Items listed in a dataset:
— START —

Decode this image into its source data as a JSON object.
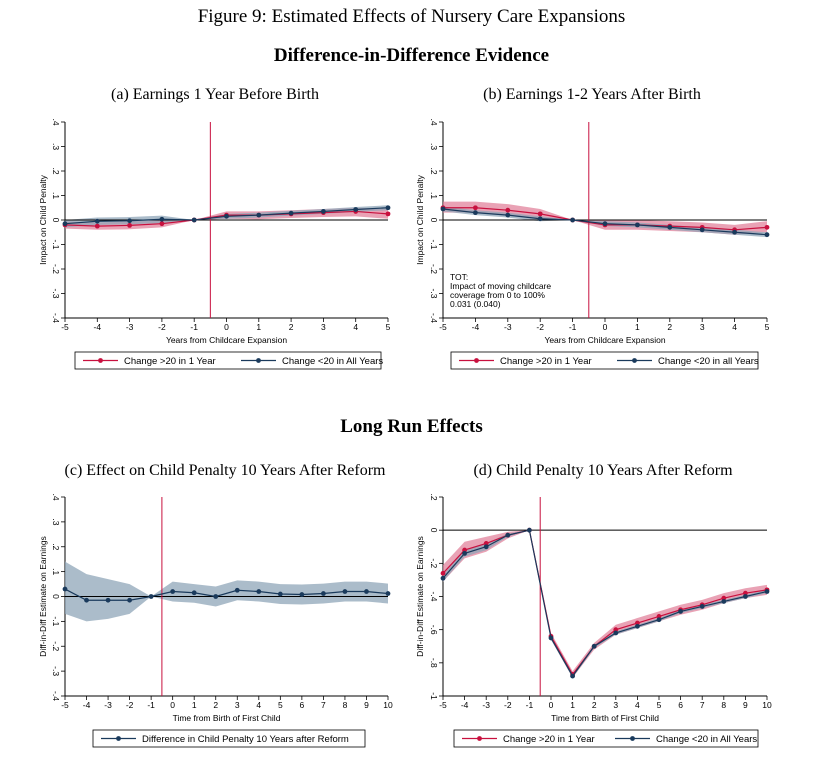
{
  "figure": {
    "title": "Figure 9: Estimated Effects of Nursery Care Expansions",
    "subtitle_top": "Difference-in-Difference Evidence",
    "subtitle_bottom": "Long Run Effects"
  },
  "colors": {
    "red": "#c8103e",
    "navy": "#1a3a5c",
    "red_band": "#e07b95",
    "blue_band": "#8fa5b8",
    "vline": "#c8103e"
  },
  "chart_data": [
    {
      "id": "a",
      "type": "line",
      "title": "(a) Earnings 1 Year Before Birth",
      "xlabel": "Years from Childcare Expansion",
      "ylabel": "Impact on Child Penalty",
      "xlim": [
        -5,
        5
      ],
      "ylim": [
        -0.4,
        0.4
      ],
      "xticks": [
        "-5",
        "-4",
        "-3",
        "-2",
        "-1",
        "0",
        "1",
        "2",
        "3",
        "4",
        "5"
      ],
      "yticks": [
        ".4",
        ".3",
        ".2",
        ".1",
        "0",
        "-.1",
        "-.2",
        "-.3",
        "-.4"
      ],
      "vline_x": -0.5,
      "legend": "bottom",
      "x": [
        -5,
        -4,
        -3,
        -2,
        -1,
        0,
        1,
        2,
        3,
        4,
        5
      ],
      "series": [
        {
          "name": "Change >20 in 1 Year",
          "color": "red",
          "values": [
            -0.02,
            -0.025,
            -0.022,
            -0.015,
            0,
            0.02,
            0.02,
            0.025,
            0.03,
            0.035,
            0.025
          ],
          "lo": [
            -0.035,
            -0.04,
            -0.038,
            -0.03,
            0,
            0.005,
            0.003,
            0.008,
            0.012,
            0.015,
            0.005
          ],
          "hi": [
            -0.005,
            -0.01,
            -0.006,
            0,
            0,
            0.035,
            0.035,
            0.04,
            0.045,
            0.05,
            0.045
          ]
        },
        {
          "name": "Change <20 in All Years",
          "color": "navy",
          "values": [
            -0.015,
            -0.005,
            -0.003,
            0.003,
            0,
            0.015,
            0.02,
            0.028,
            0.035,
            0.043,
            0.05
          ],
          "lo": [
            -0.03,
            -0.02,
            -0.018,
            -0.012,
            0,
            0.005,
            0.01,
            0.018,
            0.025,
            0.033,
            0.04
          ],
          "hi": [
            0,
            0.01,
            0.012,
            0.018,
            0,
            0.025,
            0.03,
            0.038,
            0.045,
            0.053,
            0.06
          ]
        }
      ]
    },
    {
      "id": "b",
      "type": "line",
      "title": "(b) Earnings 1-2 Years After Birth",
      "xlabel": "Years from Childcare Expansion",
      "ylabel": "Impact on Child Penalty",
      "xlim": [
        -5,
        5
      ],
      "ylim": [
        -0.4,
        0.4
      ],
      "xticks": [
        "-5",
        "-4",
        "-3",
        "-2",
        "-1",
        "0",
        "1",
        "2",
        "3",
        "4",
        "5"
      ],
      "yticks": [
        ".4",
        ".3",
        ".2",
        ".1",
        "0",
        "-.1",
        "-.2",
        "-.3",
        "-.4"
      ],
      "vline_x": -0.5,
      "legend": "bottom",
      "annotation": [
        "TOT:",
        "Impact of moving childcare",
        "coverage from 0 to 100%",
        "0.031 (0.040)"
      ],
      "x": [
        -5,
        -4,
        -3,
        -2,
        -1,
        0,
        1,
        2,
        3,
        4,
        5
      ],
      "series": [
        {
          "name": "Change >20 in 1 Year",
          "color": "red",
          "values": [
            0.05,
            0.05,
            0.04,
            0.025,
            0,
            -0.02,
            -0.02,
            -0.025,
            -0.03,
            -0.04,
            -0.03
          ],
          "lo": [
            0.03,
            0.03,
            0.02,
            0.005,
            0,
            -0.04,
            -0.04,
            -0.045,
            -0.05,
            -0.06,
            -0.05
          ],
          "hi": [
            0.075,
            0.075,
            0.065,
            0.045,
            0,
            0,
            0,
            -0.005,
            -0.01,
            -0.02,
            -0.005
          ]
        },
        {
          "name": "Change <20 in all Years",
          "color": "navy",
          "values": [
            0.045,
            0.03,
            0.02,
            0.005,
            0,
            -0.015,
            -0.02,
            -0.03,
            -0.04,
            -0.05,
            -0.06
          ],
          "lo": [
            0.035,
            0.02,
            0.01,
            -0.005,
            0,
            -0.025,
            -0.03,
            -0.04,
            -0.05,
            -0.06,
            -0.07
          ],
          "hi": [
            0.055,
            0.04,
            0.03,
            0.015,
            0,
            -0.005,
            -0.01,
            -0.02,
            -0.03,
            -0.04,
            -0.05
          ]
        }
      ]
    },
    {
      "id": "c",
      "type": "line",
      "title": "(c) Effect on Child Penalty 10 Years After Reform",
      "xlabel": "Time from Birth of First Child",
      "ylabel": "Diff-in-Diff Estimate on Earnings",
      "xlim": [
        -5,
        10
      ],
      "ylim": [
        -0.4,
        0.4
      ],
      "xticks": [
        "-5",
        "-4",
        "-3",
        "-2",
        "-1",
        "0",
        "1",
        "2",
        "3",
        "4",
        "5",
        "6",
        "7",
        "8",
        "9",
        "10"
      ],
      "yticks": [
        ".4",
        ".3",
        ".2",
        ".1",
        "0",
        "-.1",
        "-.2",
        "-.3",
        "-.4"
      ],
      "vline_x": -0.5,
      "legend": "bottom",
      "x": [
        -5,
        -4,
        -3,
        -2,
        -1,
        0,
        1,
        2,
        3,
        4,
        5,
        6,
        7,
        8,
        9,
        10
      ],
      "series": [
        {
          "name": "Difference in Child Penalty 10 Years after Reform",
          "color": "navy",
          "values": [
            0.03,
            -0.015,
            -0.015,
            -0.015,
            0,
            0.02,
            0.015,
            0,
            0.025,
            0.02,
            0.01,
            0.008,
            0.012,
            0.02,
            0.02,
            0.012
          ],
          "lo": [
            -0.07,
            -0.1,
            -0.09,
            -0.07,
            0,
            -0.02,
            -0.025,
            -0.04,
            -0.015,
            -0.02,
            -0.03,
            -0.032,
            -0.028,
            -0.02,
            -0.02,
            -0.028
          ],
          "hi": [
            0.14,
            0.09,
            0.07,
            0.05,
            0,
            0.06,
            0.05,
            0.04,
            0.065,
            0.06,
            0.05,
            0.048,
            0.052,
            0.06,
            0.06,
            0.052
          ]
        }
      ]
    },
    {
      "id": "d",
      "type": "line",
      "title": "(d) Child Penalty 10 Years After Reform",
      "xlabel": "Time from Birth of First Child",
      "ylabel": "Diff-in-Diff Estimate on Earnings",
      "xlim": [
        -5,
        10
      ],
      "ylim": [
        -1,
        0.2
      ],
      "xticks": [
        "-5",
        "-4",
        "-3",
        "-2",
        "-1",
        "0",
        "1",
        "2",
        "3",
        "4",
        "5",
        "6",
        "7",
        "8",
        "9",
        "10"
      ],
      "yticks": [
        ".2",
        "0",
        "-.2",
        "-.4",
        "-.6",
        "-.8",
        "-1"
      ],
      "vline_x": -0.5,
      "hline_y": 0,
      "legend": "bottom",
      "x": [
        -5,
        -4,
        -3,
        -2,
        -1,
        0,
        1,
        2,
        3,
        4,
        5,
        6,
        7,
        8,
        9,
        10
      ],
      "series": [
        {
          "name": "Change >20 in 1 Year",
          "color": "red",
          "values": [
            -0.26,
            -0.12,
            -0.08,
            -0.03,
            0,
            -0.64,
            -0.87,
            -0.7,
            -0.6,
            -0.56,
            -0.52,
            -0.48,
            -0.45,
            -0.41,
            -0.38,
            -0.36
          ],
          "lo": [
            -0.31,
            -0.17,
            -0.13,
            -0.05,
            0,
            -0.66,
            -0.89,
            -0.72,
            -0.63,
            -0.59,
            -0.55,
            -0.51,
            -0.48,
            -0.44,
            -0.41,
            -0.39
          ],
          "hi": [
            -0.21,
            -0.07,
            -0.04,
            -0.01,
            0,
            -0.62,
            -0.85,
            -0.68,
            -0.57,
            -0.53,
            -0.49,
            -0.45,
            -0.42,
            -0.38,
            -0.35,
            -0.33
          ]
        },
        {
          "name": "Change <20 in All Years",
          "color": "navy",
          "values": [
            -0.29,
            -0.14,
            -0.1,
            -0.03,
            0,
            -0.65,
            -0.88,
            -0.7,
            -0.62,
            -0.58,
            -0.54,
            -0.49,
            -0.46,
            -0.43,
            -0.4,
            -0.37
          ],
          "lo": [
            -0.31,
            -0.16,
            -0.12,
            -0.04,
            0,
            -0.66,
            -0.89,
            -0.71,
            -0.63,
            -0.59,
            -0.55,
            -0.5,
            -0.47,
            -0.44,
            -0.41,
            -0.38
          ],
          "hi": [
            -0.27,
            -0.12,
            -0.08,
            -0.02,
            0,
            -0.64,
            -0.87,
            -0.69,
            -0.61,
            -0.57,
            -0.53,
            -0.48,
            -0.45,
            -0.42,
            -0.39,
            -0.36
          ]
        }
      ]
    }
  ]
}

— END —

- GIVEN PROBLEM
Copy every line of the listing containing the string "Birth".

- RESPONSE FOR THIS EXERCISE
      "title": "(a) Earnings 1 Year Before Birth",
      "title": "(b) Earnings 1-2 Years After Birth",
      "xlabel": "Time from Birth of First Child",
      "xlabel": "Time from Birth of First Child",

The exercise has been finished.